Supplied passage:
==============================
Studio album by Cypress Hill
- Released: July 24, 2026
- Genre: Hip-hop
- Length: 37:52
- Language: Spanish
- Label: Hybe Latin America
- Producer: DJ Flict

Cypress Hill chronology
| Back in Black (2022) | Dios Bendiga (2026) |  |

= Dios Bendiga =

Dios Bendiga is the eleventh studio album by the American hip-hop group Cypress Hill. It was released on July 24, 2026, via Hybe Latin America. Produced by DJ Flict, it features guest appearances from Coyote, Sick Jacken, Alemán, La Santa Grifa, Mellow Man Ace, Poe Leos, and Trueno.

The album marks the second Spanish-language project and the first album of new material.
==============================
Supplied material:
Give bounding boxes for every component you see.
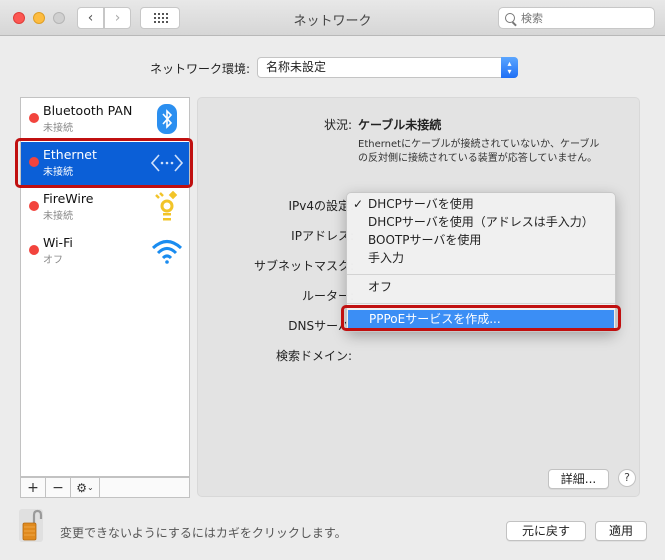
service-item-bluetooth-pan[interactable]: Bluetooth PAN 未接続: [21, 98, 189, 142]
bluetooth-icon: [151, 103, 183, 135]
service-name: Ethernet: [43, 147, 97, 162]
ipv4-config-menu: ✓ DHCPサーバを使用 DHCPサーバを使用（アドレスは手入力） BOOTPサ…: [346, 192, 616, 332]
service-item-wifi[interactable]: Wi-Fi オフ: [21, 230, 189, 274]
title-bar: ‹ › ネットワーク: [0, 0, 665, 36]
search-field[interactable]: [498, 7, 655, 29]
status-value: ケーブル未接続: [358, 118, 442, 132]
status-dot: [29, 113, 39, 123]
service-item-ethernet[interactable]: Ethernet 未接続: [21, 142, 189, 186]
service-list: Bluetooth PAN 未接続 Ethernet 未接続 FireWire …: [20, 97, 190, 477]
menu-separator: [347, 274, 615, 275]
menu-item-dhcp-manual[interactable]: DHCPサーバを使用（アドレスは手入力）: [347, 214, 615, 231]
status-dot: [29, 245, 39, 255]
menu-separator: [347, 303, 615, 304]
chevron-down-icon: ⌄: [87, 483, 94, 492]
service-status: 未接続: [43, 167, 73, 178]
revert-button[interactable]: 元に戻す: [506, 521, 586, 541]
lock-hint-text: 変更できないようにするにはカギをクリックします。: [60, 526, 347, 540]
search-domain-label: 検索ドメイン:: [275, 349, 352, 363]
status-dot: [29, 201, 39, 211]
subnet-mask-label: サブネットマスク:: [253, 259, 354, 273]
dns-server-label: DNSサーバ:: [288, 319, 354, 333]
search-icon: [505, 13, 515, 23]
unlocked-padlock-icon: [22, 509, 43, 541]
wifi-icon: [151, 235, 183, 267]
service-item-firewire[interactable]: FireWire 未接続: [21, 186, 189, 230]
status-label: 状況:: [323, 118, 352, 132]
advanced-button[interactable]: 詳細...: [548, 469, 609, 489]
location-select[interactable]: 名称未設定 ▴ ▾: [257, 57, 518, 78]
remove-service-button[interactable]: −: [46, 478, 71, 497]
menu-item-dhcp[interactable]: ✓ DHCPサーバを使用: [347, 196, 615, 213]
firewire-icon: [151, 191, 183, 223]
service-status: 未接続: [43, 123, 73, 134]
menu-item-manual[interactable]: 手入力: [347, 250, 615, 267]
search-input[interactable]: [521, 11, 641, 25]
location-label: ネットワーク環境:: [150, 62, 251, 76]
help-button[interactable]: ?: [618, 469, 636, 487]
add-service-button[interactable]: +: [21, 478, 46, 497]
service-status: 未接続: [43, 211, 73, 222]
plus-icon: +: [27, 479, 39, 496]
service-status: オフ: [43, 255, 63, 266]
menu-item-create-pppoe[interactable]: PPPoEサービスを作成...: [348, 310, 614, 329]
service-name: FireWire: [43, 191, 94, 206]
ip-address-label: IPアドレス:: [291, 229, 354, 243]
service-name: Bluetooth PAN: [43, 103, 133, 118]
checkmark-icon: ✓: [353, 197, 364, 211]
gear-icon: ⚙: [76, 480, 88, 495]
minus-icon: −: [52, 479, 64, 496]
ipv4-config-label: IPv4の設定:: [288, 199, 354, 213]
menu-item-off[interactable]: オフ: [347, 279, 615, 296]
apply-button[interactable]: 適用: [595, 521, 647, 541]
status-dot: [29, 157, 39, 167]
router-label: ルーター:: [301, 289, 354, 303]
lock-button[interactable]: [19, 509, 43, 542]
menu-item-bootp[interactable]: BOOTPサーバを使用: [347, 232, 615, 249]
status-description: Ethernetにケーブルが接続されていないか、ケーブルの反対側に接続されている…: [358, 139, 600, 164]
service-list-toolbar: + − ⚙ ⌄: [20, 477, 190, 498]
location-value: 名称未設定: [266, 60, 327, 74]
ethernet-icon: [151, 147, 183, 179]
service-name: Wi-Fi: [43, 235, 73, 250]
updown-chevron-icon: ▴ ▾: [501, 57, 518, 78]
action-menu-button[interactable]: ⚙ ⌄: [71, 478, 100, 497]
==============================
Set task 1:
From the Dios Bendiga album entry, give again the text starting with "Cypress Hill chronology" and going on through "of new material.".
Set task 2:
In the records, replace "status-dot" with "status-indicator" starting with the line with "service-item-bluetooth-pan[interactable]: Bluetooth PAN" and going on through the line with "menu-item-manual[interactable]: 手入力: [347, 250, 615, 267]". Return only those lines, with nothing else changed.

Expected answer 1:
Cypress Hill chronology
| Back in Black (2022) | Dios Bendiga (2026) |  |

= Dios Bendiga =

Dios Bendiga is the eleventh studio album by the American hip-hop group Cypress Hill. It was released on July 24, 2026, via Hybe Latin America. Produced by DJ Flict, it features guest appearances from Coyote, Sick Jacken, Alemán, La Santa Grifa, Mellow Man Ace, Poe Leos, and Trueno.

The album marks the second Spanish-language project and the first album of new material.

Expected answer 2:
service-item-bluetooth-pan[interactable]: Bluetooth PAN 未接続: [21, 98, 189, 142]
bluetooth-icon: [151, 103, 183, 135]
service-name: Ethernet: [43, 147, 97, 162]
ipv4-config-menu: ✓ DHCPサーバを使用 DHCPサーバを使用（アドレスは手入力） BOOTPサ…: [346, 192, 616, 332]
service-item-wifi[interactable]: Wi-Fi オフ: [21, 230, 189, 274]
title-bar: ‹ › ネットワーク: [0, 0, 665, 36]
search-field[interactable]: [498, 7, 655, 29]
status-value: ケーブル未接続: [358, 118, 442, 132]
status-indicator: [29, 113, 39, 123]
service-item-ethernet[interactable]: Ethernet 未接続: [21, 142, 189, 186]
service-list: Bluetooth PAN 未接続 Ethernet 未接続 FireWire …: [20, 97, 190, 477]
menu-separator: [347, 274, 615, 275]
menu-item-dhcp-manual[interactable]: DHCPサーバを使用（アドレスは手入力）: [347, 214, 615, 231]
status-indicator: [29, 245, 39, 255]
menu-separator: [347, 303, 615, 304]
chevron-down-icon: ⌄: [87, 483, 94, 492]
service-status: 未接続: [43, 167, 73, 178]
revert-button[interactable]: 元に戻す: [506, 521, 586, 541]
lock-hint-text: 変更できないようにするにはカギをクリックします。: [60, 526, 347, 540]
search-domain-label: 検索ドメイン:: [275, 349, 352, 363]
status-indicator: [29, 201, 39, 211]
subnet-mask-label: サブネットマスク:: [253, 259, 354, 273]
dns-server-label: DNSサーバ:: [288, 319, 354, 333]
search-icon: [505, 13, 515, 23]
unlocked-padlock-icon: [22, 509, 43, 541]
wifi-icon: [151, 235, 183, 267]
service-item-firewire[interactable]: FireWire 未接続: [21, 186, 189, 230]
status-label: 状況:: [323, 118, 352, 132]
advanced-button[interactable]: 詳細...: [548, 469, 609, 489]
location-select[interactable]: 名称未設定 ▴ ▾: [257, 57, 518, 78]
remove-service-button[interactable]: −: [46, 478, 71, 497]
menu-item-dhcp[interactable]: ✓ DHCPサーバを使用: [347, 196, 615, 213]
firewire-icon: [151, 191, 183, 223]
service-status: 未接続: [43, 123, 73, 134]
menu-item-manual[interactable]: 手入力: [347, 250, 615, 267]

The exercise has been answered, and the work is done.